### Reading passage:
◇ ◇ ◇ ◇ ◇
Do Something that Actually Dissuades and Stops Killers

by Don

I am sympathetic with Ben Fordham’s call, in his 12/19 letter to the editor of The Citizen of Laconia (, to “DO something“. We should do something that works. What we have been doing fails because it has been based on fantasy, not realism.

We have established “gun free zones” to protect children and others, but “gun free zones” only protect the killers and serve up unprotected victims.

Fordham apparently wonders why people want guns for protection since we have so much law enforcement, police, FBI, etc. If law enforcement is the answer, then why are there so many dead in Newtown? Newtown is evidence of the truth of the NRA claim, “when seconds count, the police are minutes away.”

There are gut wrenching questions about weapons, violence, crime, and evil that we don’t want to address (just like many people postpone writing wills and healthcare proxies, etc.) because the topic is discomforting. When something like Newtown happens, many politicians claim they are doing something by promoting good sounding, but ineffective remedies. If we want to save lives, we have to address these issues honestly and realistically.

First, no one advocates unrestricted access to guns (even criminals don’t want everyone to have guns, just them). Clearly some people have demonstrated by their actions that they are not responsible enough to have legal access to a gun, e.g., felons, the mentally ill.

Second. Gun laws don’t stop criminals from getting guns, they only keep law abiding people from being able to protect themselves. With more than 1 million people annually crossing our borders illegally and with hundreds, if not thousands, of tons of illegal drugs entering the country annually, it is a fantasy to believe that criminals won’t get and use guns no matter how strict our gun laws.

Also, cities and states with stricter gun laws generally have more violence and gun related crime than places with more lenient gun laws (where intended victims might be able to defend themselves). Even with its very strict gun laws, there are more people shot to death in Chicago every month than at Newtown.

Third. Despite Mayor Blumberg’s lies, other countries also have mass public killings. Norway, Scotland, Germany, and others where public mass killings occurred have strong nationwide anti-gun laws…ignored by killers.
◇ ◇ ◇ ◇ ◇
### Data section:
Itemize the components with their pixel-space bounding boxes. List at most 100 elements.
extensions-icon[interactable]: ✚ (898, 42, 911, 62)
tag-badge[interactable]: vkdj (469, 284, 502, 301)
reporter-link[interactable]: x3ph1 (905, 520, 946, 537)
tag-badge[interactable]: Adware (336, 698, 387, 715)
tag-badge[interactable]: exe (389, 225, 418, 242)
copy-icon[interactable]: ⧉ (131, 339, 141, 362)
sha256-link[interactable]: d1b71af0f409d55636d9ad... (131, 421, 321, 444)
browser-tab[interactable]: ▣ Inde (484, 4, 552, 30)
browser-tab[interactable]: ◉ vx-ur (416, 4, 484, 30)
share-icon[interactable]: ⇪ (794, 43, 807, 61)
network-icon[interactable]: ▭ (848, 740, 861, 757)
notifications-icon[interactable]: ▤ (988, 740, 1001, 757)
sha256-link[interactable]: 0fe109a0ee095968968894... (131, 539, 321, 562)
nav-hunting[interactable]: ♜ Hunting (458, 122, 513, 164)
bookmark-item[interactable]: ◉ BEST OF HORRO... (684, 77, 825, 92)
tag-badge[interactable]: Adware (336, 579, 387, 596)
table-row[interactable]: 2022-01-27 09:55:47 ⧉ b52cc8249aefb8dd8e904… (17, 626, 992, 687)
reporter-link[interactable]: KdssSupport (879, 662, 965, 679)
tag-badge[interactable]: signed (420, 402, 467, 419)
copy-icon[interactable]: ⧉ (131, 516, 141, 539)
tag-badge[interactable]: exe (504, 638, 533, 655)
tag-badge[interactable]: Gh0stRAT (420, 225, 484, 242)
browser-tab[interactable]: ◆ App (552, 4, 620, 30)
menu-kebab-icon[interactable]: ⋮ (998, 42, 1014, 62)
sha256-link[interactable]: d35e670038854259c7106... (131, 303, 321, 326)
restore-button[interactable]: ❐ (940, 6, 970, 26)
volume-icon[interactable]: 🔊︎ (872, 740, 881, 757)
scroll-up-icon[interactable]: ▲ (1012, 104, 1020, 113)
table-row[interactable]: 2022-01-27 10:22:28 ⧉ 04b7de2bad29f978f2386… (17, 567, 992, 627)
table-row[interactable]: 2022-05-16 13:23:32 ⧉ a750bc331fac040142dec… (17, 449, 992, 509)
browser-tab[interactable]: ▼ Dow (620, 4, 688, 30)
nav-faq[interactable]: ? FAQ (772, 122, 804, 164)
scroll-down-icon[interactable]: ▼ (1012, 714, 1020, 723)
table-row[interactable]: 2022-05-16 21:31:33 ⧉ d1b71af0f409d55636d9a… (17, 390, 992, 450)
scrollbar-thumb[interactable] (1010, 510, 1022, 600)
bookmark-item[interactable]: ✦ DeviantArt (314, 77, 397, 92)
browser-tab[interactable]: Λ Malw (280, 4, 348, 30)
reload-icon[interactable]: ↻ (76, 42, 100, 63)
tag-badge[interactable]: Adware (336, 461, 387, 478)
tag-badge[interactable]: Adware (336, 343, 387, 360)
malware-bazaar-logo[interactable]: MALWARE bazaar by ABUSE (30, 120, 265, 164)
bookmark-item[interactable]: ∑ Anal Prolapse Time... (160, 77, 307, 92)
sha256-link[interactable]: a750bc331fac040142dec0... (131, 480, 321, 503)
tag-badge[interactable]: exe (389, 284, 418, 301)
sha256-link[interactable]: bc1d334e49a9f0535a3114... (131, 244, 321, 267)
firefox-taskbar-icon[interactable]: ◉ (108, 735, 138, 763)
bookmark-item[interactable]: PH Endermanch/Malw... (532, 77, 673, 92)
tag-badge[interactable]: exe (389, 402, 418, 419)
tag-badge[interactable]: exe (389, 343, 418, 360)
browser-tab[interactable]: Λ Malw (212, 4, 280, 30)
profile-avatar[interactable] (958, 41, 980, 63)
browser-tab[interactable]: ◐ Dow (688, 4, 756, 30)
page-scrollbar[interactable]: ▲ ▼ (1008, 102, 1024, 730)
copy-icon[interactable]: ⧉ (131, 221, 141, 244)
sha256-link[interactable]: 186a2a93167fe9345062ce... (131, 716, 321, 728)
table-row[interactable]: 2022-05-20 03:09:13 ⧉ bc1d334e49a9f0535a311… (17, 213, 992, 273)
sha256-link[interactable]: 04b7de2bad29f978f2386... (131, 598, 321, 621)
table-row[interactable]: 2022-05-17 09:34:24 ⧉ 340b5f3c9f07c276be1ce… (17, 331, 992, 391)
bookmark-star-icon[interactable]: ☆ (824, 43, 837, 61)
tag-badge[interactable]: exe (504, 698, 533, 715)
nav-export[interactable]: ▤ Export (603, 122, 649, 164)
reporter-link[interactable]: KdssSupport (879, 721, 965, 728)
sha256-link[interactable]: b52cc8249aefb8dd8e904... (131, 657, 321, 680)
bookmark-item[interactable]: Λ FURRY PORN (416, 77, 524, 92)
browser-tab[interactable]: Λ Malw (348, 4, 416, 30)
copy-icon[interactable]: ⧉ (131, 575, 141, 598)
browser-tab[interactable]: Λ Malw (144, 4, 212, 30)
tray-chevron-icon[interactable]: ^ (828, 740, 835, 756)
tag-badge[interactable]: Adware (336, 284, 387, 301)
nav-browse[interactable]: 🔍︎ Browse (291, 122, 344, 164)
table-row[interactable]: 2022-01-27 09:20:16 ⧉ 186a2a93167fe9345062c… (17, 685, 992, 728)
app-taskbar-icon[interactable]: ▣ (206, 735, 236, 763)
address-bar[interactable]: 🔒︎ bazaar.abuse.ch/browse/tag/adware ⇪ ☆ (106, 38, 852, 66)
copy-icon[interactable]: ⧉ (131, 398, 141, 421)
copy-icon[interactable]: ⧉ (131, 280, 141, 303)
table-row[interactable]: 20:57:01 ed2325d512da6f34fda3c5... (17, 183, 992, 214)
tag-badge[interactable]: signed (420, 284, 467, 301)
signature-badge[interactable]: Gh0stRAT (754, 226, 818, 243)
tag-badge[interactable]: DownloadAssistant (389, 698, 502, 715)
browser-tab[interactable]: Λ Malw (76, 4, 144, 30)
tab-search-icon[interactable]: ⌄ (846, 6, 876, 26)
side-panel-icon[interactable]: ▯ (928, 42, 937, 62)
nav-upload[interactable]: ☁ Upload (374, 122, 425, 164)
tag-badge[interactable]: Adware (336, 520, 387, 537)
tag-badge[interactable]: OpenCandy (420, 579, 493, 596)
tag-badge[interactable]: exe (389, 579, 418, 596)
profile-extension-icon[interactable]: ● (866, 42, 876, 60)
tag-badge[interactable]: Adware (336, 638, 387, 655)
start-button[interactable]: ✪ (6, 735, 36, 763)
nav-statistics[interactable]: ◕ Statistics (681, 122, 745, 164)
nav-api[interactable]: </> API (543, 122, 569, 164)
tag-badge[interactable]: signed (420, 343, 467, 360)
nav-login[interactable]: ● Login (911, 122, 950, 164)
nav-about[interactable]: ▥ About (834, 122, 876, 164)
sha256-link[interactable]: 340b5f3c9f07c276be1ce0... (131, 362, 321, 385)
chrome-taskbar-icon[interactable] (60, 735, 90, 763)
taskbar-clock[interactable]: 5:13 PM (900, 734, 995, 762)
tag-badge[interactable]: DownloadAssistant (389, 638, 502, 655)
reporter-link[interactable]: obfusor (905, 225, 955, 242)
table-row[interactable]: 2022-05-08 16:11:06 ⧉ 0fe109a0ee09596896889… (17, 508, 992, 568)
◇ ◇ ◇ ◇ ◇
### Task requirements:
A - List the countries that the gun-violence letter names as places where public mass killings occurred despite strong anti-gun laws.
B - Answer these questions from the gun-violence letter.
(i) What date is given for Ben Fordham's letter to the editor?
(ii) Which city does the letter say has more people shot to death every month than at Newtown?
(iii) How many people does the letter say cross the borders illegally each year?
C - Continue the gun-violence letter after its last sentence.
The listing has nothing to do with the work here.

### Exercise responses:
A - Norway, Scotland, Germany

B -
(i) 12/19
(ii) Chicago
(iii) More than 1 million

C -
Fourth. There is an upside to gun ownership, not just a downside. Besides being used for legal personal enjoyment, e.g., hunting and target shooting, guns are used dozens, perhaps hundreds of times a day to prevent law abiding people from becoming victims, often without firing a shot. (How does a 4’9” woman without a gun protect herself from a 6’5” attacker?) The media doesn’t consider these events newsworthy so it doesn’t report them.

Finally, we grieve for the families of the victims of this horrible crime in Newtown and for all crime victims. But, if we want to reduce the number of victims, we need to do things that work

To reduce crime our culture needs to condemn violence, respect life, and denigrate people who disregard the effects of their actions on others. We must not reward criminals with freedom or the fame they desire. Unfortunately, our culture does the opposite. (See my article in Tueday’s Citizen for a fuller discussion.)

Changing our culture will take lots of time and effort, and, perhaps most difficult, we have to decide that we want to change our culture.

Until we change our culture, we can live in a fantasyland where we believe that “gun free zone” signs and strict anti-gun laws will protect people, and then feel bad when we watch as children and adults continue to be killed. Or, we can do something that actually works. We can create an environment where criminals are deterred because their potential victim may successfully fight back. We can start immediately by repealing the counter-productive “gun free zone” law and let responsible, trained school staff be prepared to protect the children in their charge.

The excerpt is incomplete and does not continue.